(Exercise instructions) Every line of the data that contains the string "Formaldehid" must be copied.
[Start Material for this task]
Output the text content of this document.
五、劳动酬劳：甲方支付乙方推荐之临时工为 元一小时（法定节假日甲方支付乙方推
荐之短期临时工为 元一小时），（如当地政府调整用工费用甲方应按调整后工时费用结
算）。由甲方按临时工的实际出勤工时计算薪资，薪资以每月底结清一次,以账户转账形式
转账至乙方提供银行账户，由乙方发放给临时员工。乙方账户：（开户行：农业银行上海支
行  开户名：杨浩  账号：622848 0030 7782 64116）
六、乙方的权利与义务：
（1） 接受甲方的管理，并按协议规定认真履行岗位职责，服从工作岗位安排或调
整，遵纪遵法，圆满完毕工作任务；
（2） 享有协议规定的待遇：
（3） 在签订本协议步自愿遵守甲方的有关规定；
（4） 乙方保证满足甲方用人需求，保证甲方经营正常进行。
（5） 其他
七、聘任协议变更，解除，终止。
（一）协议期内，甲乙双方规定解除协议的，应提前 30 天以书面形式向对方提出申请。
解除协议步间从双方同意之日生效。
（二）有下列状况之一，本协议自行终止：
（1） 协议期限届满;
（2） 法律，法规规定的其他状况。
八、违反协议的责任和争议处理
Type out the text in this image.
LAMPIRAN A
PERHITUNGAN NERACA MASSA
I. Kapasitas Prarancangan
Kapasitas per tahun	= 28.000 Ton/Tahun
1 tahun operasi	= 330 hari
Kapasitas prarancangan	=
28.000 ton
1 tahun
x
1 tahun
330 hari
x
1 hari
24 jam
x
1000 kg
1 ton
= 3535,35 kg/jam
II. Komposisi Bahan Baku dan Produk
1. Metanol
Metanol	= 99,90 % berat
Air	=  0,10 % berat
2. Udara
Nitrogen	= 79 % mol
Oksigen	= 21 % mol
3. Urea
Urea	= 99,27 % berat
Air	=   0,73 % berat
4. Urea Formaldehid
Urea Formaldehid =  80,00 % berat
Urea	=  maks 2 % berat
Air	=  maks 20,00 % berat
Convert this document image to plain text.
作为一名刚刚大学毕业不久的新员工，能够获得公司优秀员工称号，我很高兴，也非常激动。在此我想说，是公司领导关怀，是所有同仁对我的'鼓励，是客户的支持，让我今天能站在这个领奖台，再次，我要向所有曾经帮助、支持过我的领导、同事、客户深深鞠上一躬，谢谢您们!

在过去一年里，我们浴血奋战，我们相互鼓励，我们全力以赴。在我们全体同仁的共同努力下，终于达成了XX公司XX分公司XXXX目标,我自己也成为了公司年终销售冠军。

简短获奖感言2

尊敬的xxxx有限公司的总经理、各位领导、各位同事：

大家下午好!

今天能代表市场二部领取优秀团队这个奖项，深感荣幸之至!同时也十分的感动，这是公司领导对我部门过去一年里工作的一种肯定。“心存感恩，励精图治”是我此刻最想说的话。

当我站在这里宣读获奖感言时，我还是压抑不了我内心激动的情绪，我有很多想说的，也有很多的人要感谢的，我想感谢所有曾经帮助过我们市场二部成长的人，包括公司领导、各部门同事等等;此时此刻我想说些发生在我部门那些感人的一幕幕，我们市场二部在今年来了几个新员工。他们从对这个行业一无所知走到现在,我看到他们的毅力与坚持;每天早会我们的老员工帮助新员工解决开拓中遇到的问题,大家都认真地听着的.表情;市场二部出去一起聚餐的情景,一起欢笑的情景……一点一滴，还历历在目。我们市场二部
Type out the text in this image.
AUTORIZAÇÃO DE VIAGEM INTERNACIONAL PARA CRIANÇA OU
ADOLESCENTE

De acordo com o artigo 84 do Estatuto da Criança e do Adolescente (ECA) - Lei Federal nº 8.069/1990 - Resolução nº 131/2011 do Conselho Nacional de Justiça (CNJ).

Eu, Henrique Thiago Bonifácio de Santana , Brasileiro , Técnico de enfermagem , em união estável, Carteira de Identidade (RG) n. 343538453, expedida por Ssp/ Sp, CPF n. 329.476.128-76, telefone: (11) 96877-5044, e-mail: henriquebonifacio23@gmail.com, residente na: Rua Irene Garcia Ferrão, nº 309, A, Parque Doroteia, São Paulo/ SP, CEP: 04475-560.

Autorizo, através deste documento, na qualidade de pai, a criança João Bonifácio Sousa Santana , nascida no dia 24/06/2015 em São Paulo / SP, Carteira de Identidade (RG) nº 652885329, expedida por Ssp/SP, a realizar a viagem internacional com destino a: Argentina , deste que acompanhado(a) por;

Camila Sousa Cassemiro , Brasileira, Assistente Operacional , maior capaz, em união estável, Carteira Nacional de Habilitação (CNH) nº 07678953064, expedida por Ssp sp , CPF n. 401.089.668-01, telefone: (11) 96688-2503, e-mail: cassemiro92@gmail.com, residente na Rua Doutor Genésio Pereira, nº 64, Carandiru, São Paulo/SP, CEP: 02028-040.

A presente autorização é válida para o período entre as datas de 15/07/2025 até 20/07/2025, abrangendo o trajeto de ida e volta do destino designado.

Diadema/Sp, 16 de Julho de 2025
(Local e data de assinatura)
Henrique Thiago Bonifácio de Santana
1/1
[End Material for this task]
(Correct response)
4. Urea Formaldehid
Urea Formaldehid =  80,00 % berat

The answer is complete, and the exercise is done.